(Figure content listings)

* * * * * * * * *

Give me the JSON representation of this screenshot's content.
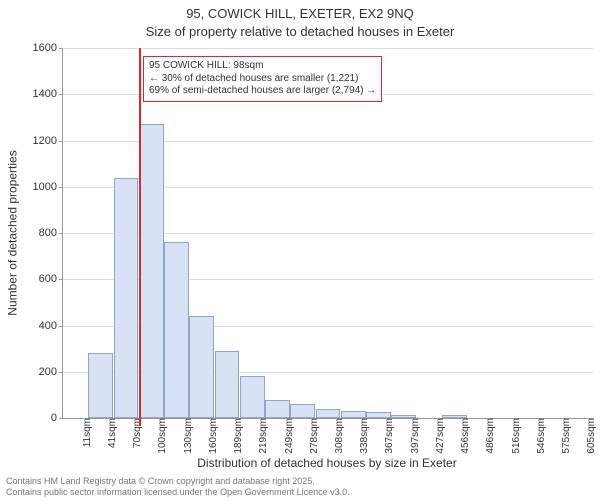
{
  "chart": {
    "type": "histogram",
    "title_main": "95, COWICK HILL, EXETER, EX2 9NQ",
    "title_sub": "Size of property relative to detached houses in Exeter",
    "ylabel": "Number of detached properties",
    "xlabel": "Distribution of detached houses by size in Exeter",
    "ylim": [
      0,
      1600
    ],
    "ytick_step": 200,
    "yticks": [
      "0",
      "200",
      "400",
      "600",
      "800",
      "1000",
      "1200",
      "1400",
      "1600"
    ],
    "xtick_labels": [
      "11sqm",
      "41sqm",
      "70sqm",
      "100sqm",
      "130sqm",
      "160sqm",
      "189sqm",
      "219sqm",
      "249sqm",
      "278sqm",
      "308sqm",
      "338sqm",
      "367sqm",
      "397sqm",
      "427sqm",
      "456sqm",
      "486sqm",
      "516sqm",
      "546sqm",
      "575sqm",
      "605sqm"
    ],
    "values": [
      0,
      280,
      1040,
      1270,
      760,
      440,
      290,
      180,
      80,
      60,
      40,
      30,
      25,
      15,
      0,
      12,
      0,
      0,
      0,
      0,
      0
    ],
    "bar_fill": "#d7e2f4",
    "bar_border": "#90a7cc",
    "grid_color": "#e0e0e0",
    "axis_color": "#999999",
    "background_color": "#ffffff",
    "marker": {
      "bin_index": 3,
      "color": "#e12828"
    },
    "annotation": {
      "border_color": "#e12828",
      "line1": "← 30% of detached houses are smaller (1,221)",
      "line2": "69% of semi-detached houses are larger (2,794) →",
      "heading": "95 COWICK HILL: 98sqm"
    },
    "title_fontsize": 13,
    "label_fontsize": 12,
    "tick_fontsize": 11
  },
  "footer": {
    "line1": "Contains HM Land Registry data © Crown copyright and database right 2025.",
    "line2": "Contains public sector information licensed under the Open Government Licence v3.0."
  }
}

* * * * * * * * *

* _Goal_: Pictures are not part of the copy; reproduce everything else in the records exactly.

* _Answer below_:
Give me the JSON representation of this screenshot's content.
{
  "chart": {
    "type": "histogram",
    "title_main": "95, COWICK HILL, EXETER, EX2 9NQ",
    "title_sub": "Size of property relative to detached houses in Exeter",
    "ylabel": "Number of detached properties",
    "xlabel": "Distribution of detached houses by size in Exeter",
    "ylim": [
      0,
      1600
    ],
    "ytick_step": 200,
    "yticks": [
      "0",
      "200",
      "400",
      "600",
      "800",
      "1000",
      "1200",
      "1400",
      "1600"
    ],
    "xtick_labels": [
      "11sqm",
      "41sqm",
      "70sqm",
      "100sqm",
      "130sqm",
      "160sqm",
      "189sqm",
      "219sqm",
      "249sqm",
      "278sqm",
      "308sqm",
      "338sqm",
      "367sqm",
      "397sqm",
      "427sqm",
      "456sqm",
      "486sqm",
      "516sqm",
      "546sqm",
      "575sqm",
      "605sqm"
    ],
    "values": [
      0,
      280,
      1040,
      1270,
      760,
      440,
      290,
      180,
      80,
      60,
      40,
      30,
      25,
      15,
      0,
      12,
      0,
      0,
      0,
      0,
      0
    ],
    "bar_fill": "#d7e2f4",
    "bar_border": "#90a7cc",
    "grid_color": "#e0e0e0",
    "axis_color": "#999999",
    "background_color": "#ffffff",
    "marker": {
      "bin_index": 3,
      "color": "#e12828"
    },
    "annotation": {
      "border_color": "#e12828",
      "line1": "← 30% of detached houses are smaller (1,221)",
      "line2": "69% of semi-detached houses are larger (2,794) →",
      "heading": "95 COWICK HILL: 98sqm"
    },
    "title_fontsize": 13,
    "label_fontsize": 12,
    "tick_fontsize": 11
  },
  "footer": {
    "line1": "Contains HM Land Registry data © Crown copyright and database right 2025.",
    "line2": "Contains public sector information licensed under the Open Government Licence v3.0."
  }
}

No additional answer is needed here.